--- start EXERCISE MATERIAL ---
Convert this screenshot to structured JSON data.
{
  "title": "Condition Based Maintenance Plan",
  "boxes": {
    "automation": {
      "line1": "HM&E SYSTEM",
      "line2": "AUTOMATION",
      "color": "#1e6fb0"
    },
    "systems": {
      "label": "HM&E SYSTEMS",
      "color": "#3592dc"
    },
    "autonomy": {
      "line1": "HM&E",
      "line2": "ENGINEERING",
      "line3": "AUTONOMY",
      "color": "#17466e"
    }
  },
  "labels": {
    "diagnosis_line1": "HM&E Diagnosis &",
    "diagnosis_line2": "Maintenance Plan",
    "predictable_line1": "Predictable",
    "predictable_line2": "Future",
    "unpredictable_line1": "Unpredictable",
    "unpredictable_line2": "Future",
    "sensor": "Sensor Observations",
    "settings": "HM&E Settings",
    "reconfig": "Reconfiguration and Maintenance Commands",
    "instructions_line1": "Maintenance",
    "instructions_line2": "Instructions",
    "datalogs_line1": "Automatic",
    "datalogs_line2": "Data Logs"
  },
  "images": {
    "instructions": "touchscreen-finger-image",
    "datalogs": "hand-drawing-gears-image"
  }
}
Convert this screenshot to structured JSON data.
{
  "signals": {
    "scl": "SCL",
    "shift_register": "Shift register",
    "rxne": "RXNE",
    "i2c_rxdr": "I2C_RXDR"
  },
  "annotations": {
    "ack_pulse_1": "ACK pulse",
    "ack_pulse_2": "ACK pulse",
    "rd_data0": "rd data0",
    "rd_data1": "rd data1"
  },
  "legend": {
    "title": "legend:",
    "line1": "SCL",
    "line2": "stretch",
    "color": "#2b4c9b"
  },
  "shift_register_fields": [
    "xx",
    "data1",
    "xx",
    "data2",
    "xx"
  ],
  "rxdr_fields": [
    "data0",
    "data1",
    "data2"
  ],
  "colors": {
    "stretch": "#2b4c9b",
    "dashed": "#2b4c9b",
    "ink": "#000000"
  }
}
--- end EXERCISE MATERIAL ---
EXERCISE PROMPT:
Write out the material from the first line to the last, exactly.

THE RESPONSE:
Convert this screenshot to structured JSON data.
{
  "title": "Condition Based Maintenance Plan",
  "boxes": {
    "automation": {
      "line1": "HM&E SYSTEM",
      "line2": "AUTOMATION",
      "color": "#1e6fb0"
    },
    "systems": {
      "label": "HM&E SYSTEMS",
      "color": "#3592dc"
    },
    "autonomy": {
      "line1": "HM&E",
      "line2": "ENGINEERING",
      "line3": "AUTONOMY",
      "color": "#17466e"
    }
  },
  "labels": {
    "diagnosis_line1": "HM&E Diagnosis &",
    "diagnosis_line2": "Maintenance Plan",
    "predictable_line1": "Predictable",
    "predictable_line2": "Future",
    "unpredictable_line1": "Unpredictable",
    "unpredictable_line2": "Future",
    "sensor": "Sensor Observations",
    "settings": "HM&E Settings",
    "reconfig": "Reconfiguration and Maintenance Commands",
    "instructions_line1": "Maintenance",
    "instructions_line2": "Instructions",
    "datalogs_line1": "Automatic",
    "datalogs_line2": "Data Logs"
  },
  "images": {
    "instructions": "touchscreen-finger-image",
    "datalogs": "hand-drawing-gears-image"
  }
}
Convert this screenshot to structured JSON data.
{
  "signals": {
    "scl": "SCL",
    "shift_register": "Shift register",
    "rxne": "RXNE",
    "i2c_rxdr": "I2C_RXDR"
  },
  "annotations": {
    "ack_pulse_1": "ACK pulse",
    "ack_pulse_2": "ACK pulse",
    "rd_data0": "rd data0",
    "rd_data1": "rd data1"
  },
  "legend": {
    "title": "legend:",
    "line1": "SCL",
    "line2": "stretch",
    "color": "#2b4c9b"
  },
  "shift_register_fields": [
    "xx",
    "data1",
    "xx",
    "data2",
    "xx"
  ],
  "rxdr_fields": [
    "data0",
    "data1",
    "data2"
  ],
  "colors": {
    "stretch": "#2b4c9b",
    "dashed": "#2b4c9b",
    "ink": "#000000"
  }
}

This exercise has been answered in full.